__Exercise directions__
Return each line of the records holding the string "page".

__Extracted data entries__
———

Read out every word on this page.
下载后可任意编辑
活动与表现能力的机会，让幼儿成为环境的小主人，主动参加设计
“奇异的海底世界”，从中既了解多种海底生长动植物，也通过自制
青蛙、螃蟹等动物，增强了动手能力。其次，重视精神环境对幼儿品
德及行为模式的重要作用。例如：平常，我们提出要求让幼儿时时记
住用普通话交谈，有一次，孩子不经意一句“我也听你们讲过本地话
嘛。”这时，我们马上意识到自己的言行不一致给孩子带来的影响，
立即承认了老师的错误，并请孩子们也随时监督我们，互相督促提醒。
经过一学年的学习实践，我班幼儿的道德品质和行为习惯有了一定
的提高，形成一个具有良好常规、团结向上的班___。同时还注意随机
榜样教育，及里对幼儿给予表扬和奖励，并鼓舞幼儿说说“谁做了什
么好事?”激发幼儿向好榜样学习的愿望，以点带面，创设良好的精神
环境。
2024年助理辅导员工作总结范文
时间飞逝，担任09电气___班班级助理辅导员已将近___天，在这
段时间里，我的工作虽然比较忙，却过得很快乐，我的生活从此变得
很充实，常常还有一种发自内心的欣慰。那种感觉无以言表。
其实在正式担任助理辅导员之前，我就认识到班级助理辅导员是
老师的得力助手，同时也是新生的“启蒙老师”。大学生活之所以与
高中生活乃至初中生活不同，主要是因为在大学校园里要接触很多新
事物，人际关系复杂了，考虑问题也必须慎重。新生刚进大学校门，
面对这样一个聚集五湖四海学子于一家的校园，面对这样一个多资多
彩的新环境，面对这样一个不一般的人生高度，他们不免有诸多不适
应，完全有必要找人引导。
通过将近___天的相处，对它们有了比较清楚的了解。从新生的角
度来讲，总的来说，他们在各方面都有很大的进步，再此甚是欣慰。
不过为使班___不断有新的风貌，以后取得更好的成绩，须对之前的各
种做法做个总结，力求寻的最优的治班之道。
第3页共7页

———

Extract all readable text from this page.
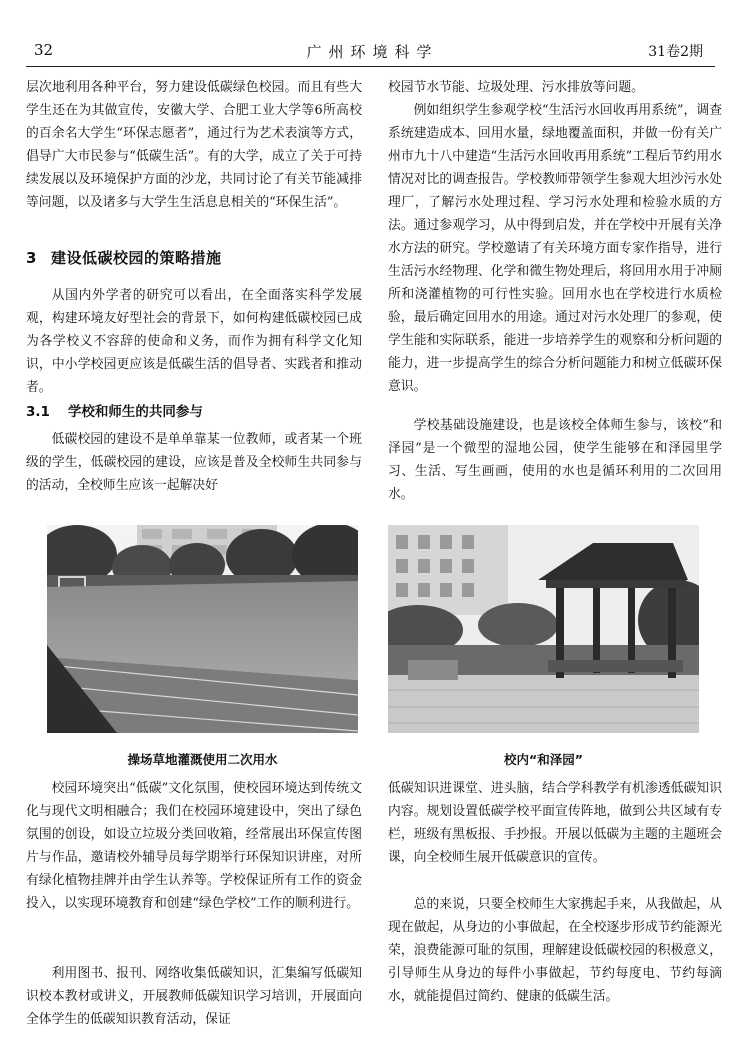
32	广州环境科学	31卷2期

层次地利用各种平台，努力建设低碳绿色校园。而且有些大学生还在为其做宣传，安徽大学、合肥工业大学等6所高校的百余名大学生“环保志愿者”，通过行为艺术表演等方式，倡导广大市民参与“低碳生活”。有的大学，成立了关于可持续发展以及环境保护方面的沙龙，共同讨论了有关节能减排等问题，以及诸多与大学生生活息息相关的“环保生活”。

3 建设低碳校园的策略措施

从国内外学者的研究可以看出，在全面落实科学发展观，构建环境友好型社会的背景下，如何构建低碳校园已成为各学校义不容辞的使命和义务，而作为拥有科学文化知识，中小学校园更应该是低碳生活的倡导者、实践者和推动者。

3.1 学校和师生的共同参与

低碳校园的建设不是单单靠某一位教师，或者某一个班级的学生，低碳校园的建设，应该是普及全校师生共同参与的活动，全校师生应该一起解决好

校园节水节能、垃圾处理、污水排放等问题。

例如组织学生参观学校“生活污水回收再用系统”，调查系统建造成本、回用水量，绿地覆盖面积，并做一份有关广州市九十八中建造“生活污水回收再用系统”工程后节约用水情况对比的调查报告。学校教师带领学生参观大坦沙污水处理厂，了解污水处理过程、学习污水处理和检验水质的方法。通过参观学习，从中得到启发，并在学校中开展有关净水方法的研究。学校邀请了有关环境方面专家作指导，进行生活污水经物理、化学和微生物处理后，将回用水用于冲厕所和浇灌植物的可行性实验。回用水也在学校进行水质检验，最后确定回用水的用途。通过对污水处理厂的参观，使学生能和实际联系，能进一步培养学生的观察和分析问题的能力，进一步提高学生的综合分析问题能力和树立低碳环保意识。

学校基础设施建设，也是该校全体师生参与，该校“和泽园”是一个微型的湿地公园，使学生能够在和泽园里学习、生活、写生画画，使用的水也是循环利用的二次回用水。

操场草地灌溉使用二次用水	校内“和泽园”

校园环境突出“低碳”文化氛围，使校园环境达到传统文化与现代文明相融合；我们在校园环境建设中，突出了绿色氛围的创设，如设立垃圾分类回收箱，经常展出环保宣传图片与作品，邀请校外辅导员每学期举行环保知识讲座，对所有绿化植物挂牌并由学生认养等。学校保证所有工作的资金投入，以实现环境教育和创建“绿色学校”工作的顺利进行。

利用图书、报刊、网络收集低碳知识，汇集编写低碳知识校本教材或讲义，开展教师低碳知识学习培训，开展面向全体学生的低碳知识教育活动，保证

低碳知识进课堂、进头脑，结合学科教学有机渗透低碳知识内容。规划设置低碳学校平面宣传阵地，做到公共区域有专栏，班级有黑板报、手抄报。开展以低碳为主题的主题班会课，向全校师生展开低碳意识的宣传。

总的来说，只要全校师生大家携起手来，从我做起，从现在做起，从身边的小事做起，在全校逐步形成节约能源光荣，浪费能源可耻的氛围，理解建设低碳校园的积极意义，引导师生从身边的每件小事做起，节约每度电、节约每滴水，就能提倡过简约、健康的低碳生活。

———

__Task answer__
Read out every word on this page.
Extract all readable text from this page.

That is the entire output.